**Data supplied**
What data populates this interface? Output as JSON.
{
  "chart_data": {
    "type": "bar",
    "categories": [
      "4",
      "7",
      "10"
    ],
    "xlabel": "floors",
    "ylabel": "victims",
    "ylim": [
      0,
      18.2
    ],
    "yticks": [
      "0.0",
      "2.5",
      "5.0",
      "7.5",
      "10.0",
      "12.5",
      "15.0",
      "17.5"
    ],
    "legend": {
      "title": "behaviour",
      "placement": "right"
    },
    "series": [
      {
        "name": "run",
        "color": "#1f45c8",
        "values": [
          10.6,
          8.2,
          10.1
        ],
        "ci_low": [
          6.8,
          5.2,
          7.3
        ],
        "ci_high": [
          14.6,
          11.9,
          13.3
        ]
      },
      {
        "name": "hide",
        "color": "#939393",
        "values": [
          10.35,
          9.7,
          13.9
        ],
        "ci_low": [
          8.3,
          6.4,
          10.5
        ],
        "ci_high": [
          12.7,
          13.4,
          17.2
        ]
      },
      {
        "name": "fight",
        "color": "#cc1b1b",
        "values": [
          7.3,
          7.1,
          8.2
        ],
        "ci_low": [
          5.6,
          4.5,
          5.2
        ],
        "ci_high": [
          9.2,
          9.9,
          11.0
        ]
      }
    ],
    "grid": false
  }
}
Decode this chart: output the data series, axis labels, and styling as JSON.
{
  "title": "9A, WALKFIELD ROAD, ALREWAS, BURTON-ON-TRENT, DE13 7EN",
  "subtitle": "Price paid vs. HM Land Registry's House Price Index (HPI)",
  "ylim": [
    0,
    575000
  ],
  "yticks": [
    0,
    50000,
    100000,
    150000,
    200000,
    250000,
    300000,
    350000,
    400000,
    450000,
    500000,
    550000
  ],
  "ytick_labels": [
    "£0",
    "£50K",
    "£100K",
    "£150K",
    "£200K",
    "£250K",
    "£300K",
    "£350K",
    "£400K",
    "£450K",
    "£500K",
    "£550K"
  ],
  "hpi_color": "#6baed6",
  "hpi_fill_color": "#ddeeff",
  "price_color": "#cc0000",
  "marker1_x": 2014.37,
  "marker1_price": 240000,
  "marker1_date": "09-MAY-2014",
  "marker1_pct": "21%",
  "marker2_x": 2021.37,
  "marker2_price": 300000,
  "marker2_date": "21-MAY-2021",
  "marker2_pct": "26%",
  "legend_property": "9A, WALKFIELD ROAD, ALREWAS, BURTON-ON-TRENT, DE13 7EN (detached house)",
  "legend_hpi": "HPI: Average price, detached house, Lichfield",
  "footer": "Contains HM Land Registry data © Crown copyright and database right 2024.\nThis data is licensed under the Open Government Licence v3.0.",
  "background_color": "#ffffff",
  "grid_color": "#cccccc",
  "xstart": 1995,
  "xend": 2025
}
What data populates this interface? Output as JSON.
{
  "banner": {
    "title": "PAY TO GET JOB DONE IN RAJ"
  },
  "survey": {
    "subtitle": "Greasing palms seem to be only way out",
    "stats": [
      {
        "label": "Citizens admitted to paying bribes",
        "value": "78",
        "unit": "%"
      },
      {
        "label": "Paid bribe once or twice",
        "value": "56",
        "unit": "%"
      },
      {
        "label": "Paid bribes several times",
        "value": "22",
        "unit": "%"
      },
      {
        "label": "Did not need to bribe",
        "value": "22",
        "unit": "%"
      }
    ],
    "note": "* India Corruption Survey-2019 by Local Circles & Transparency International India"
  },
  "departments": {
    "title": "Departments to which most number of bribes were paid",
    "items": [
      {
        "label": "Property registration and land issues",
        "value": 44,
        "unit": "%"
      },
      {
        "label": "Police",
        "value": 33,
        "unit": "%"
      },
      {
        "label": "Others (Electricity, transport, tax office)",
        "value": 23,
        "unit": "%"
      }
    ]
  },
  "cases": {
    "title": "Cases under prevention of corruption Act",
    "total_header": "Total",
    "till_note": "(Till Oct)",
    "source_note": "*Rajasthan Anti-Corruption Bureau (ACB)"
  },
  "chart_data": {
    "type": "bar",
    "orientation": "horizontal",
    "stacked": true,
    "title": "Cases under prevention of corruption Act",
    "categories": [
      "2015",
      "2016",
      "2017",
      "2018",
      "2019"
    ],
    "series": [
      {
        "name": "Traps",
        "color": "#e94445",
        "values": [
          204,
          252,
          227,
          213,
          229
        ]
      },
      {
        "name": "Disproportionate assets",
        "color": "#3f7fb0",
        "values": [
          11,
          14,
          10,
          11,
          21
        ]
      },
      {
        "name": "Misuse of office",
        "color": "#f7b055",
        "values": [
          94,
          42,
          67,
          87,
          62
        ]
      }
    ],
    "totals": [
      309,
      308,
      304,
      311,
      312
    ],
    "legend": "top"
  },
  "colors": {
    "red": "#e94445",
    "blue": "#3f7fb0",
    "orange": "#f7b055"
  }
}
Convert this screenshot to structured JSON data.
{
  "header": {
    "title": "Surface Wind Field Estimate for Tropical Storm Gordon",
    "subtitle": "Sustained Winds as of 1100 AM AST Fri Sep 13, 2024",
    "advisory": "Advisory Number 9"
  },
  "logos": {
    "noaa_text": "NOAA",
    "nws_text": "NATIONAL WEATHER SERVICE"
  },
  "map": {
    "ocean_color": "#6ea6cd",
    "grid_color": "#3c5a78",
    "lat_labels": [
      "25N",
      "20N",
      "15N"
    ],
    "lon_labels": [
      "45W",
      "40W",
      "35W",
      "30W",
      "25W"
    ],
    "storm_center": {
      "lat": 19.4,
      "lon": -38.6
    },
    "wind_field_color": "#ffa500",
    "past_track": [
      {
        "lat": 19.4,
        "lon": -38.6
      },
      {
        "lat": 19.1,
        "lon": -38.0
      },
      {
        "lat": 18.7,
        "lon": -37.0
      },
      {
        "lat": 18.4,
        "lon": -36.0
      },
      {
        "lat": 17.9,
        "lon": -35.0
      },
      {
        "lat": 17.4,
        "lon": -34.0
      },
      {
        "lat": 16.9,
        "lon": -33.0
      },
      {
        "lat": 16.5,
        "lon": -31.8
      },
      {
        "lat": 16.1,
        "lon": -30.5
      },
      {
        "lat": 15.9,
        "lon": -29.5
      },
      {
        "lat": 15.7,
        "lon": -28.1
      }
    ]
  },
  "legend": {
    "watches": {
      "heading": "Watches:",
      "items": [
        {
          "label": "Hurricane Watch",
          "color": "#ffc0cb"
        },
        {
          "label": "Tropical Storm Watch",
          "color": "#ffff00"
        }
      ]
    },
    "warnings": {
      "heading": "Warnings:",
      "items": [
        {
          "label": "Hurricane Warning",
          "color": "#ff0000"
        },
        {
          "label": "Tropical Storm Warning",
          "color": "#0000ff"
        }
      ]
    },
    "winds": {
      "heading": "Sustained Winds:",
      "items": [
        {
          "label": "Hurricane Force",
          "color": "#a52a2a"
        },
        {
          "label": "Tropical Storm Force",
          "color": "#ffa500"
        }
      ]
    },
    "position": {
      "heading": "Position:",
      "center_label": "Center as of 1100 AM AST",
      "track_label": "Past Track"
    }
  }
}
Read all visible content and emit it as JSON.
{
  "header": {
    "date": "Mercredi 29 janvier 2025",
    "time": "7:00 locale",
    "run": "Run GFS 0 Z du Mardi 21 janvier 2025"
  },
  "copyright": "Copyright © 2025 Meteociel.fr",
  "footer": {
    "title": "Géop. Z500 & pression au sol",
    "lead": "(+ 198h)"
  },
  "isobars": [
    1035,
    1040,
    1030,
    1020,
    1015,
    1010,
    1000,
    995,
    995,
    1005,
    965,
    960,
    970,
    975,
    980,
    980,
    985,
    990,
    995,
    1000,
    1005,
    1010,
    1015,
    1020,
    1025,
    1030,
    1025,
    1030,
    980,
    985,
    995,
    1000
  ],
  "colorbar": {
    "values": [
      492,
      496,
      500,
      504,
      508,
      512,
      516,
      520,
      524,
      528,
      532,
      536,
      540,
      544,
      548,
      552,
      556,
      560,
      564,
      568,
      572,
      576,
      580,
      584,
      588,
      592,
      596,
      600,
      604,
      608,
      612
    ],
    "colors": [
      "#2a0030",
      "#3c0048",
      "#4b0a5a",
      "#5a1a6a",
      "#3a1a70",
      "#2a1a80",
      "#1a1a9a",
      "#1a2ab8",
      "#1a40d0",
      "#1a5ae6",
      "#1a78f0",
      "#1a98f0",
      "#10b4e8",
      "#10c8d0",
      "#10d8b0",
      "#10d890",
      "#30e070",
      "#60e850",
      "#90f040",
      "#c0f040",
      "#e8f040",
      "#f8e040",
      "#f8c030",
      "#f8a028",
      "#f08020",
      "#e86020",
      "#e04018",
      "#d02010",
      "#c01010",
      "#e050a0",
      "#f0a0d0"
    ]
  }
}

**Prompt**
Locate and copy each line in the data above that includes the word "BURTON".

**Answer for the task**
  "title": "9A, WALKFIELD ROAD, ALREWAS, BURTON-ON-TRENT, DE13 7EN",
  "legend_property": "9A, WALKFIELD ROAD, ALREWAS, BURTON-ON-TRENT, DE13 7EN (detached house)",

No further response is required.